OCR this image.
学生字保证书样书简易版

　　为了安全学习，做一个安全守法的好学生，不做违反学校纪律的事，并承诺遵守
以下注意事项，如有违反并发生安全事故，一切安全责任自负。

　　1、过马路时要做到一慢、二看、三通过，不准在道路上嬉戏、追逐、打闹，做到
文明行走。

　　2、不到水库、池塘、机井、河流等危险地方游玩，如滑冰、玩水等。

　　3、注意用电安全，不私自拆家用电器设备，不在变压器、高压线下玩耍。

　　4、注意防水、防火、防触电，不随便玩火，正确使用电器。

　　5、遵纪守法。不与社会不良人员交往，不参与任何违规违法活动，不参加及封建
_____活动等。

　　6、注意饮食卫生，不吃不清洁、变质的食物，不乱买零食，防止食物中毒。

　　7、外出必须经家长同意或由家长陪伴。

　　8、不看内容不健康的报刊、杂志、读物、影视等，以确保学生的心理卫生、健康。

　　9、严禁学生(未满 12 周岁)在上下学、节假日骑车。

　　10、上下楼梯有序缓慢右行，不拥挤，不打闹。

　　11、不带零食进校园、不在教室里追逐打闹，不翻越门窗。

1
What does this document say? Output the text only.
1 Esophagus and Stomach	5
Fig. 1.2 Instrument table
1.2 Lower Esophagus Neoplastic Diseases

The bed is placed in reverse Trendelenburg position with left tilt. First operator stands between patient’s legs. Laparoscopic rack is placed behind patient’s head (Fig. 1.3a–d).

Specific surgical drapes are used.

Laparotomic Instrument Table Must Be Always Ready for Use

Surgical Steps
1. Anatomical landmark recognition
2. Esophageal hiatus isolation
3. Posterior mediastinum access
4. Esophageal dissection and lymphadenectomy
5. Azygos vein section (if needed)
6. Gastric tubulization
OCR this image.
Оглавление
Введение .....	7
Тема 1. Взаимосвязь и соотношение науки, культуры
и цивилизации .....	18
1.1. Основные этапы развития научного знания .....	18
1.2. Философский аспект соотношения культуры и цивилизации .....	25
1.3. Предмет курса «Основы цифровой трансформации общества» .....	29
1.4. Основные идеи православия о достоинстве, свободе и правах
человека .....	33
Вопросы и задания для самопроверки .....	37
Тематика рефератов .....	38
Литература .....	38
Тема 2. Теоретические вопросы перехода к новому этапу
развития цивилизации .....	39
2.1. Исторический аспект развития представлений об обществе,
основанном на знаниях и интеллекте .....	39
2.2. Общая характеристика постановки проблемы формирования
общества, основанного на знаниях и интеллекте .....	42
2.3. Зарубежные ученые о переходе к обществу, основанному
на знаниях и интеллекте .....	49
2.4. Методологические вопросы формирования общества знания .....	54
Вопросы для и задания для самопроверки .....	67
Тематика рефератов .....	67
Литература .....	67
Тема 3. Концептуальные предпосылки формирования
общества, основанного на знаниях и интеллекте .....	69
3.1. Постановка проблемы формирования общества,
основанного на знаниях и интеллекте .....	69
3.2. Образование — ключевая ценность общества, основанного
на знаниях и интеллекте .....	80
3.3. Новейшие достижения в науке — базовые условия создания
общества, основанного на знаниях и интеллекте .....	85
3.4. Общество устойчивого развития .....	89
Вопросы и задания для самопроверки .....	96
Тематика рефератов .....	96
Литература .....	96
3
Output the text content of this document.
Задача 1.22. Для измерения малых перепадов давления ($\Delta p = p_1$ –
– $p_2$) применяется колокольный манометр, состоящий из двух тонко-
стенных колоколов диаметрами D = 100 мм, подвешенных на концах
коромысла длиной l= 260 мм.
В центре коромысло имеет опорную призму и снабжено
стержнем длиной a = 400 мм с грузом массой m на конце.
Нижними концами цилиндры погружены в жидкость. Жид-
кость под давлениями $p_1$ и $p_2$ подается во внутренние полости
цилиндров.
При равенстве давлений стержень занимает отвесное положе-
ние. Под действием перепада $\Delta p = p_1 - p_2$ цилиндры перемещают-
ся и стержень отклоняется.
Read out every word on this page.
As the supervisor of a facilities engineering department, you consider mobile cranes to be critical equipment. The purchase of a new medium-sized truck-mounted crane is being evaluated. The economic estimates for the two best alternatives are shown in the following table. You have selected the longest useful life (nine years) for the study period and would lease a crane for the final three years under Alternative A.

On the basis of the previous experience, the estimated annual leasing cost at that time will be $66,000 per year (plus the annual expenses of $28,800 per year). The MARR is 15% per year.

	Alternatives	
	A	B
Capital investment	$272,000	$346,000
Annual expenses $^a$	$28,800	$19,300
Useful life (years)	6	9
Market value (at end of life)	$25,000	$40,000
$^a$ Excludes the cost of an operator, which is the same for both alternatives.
──────
**WHAT IS BEING ASKED:** Give the count of lines in the listing above that include "Delta", with no other words.

**TASK SOLUTION:** 2